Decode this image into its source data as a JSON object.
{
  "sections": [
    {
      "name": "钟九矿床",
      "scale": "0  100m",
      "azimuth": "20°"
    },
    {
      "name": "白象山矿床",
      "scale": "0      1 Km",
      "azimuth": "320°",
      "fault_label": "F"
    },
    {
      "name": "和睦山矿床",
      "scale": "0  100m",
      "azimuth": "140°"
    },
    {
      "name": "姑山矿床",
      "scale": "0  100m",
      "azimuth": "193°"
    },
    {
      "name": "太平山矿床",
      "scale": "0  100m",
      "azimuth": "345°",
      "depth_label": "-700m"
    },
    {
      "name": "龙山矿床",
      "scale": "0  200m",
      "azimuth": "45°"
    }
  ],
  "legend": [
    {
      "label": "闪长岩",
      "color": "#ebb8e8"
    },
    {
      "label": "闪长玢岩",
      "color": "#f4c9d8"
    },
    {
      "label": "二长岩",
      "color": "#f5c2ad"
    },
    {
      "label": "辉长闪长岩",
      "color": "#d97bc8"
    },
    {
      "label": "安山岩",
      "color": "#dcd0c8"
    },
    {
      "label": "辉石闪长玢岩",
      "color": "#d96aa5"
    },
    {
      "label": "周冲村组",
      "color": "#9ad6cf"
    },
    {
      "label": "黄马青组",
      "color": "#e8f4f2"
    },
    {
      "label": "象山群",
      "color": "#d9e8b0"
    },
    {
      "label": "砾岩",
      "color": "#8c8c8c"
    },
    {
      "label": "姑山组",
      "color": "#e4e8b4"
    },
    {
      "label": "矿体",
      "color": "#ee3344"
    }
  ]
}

────────────────

What you should do –
Please repeat all the records above exactly as they appear.

Solution to this problem –
Decode this image into its source data as a JSON object.
{
  "sections": [
    {
      "name": "钟九矿床",
      "scale": "0  100m",
      "azimuth": "20°"
    },
    {
      "name": "白象山矿床",
      "scale": "0      1 Km",
      "azimuth": "320°",
      "fault_label": "F"
    },
    {
      "name": "和睦山矿床",
      "scale": "0  100m",
      "azimuth": "140°"
    },
    {
      "name": "姑山矿床",
      "scale": "0  100m",
      "azimuth": "193°"
    },
    {
      "name": "太平山矿床",
      "scale": "0  100m",
      "azimuth": "345°",
      "depth_label": "-700m"
    },
    {
      "name": "龙山矿床",
      "scale": "0  200m",
      "azimuth": "45°"
    }
  ],
  "legend": [
    {
      "label": "闪长岩",
      "color": "#ebb8e8"
    },
    {
      "label": "闪长玢岩",
      "color": "#f4c9d8"
    },
    {
      "label": "二长岩",
      "color": "#f5c2ad"
    },
    {
      "label": "辉长闪长岩",
      "color": "#d97bc8"
    },
    {
      "label": "安山岩",
      "color": "#dcd0c8"
    },
    {
      "label": "辉石闪长玢岩",
      "color": "#d96aa5"
    },
    {
      "label": "周冲村组",
      "color": "#9ad6cf"
    },
    {
      "label": "黄马青组",
      "color": "#e8f4f2"
    },
    {
      "label": "象山群",
      "color": "#d9e8b0"
    },
    {
      "label": "砾岩",
      "color": "#8c8c8c"
    },
    {
      "label": "姑山组",
      "color": "#e4e8b4"
    },
    {
      "label": "矿体",
      "color": "#ee3344"
    }
  ]
}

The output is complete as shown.